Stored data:

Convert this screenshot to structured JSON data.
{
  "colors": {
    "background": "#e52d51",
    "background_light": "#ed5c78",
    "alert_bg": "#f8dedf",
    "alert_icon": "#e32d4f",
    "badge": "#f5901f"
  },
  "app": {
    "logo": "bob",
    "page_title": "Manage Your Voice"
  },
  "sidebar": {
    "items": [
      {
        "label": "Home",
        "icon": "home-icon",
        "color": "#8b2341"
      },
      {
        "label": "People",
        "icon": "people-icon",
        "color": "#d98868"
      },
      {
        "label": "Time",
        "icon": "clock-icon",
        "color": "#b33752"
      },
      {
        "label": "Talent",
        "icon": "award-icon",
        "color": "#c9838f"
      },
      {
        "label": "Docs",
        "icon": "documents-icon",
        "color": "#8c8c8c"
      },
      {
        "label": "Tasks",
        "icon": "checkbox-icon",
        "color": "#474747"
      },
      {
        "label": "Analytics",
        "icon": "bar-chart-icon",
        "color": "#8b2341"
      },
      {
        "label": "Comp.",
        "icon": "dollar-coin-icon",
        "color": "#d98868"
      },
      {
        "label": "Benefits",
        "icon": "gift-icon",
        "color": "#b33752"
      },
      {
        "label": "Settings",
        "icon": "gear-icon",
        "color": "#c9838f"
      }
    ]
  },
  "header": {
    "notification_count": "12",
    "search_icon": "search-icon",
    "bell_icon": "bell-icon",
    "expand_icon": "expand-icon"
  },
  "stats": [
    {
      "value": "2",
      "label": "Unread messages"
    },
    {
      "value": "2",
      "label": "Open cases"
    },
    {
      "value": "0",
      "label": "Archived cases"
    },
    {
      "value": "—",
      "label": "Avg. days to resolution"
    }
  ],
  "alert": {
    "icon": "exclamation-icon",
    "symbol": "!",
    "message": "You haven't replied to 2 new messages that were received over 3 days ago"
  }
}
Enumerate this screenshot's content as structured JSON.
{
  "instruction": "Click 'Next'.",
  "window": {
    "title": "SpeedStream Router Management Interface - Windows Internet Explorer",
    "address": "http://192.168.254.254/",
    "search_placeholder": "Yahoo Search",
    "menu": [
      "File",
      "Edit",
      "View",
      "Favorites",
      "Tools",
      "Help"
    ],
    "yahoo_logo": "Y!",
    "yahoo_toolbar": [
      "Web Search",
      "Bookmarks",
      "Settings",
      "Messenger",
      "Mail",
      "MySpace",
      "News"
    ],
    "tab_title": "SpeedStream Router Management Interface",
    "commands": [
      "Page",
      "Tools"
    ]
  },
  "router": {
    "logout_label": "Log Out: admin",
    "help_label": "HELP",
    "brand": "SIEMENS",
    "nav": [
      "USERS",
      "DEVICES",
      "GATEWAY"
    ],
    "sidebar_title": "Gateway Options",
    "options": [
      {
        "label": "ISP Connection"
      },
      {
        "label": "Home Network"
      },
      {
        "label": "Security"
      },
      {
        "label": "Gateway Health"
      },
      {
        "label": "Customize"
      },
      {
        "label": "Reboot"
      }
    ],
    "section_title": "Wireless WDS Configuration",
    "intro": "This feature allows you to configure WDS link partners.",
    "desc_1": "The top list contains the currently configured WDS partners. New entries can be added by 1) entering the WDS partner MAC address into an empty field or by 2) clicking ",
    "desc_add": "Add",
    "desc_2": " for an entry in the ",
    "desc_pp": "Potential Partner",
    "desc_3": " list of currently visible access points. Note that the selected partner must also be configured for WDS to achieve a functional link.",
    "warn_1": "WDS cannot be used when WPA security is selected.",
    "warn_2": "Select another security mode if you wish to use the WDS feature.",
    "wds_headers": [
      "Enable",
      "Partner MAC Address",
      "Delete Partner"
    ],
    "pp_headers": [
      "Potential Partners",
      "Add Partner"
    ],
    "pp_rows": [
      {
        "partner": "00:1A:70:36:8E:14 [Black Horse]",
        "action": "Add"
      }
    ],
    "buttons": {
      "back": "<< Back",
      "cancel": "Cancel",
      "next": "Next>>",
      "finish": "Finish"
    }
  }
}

__Challenge__
Select every line where the word "days" occurs.

__Answer to this exercise__
      "label": "Avg. days to resolution"
    "message": "You haven't replied to 2 new messages that were received over 3 days ago"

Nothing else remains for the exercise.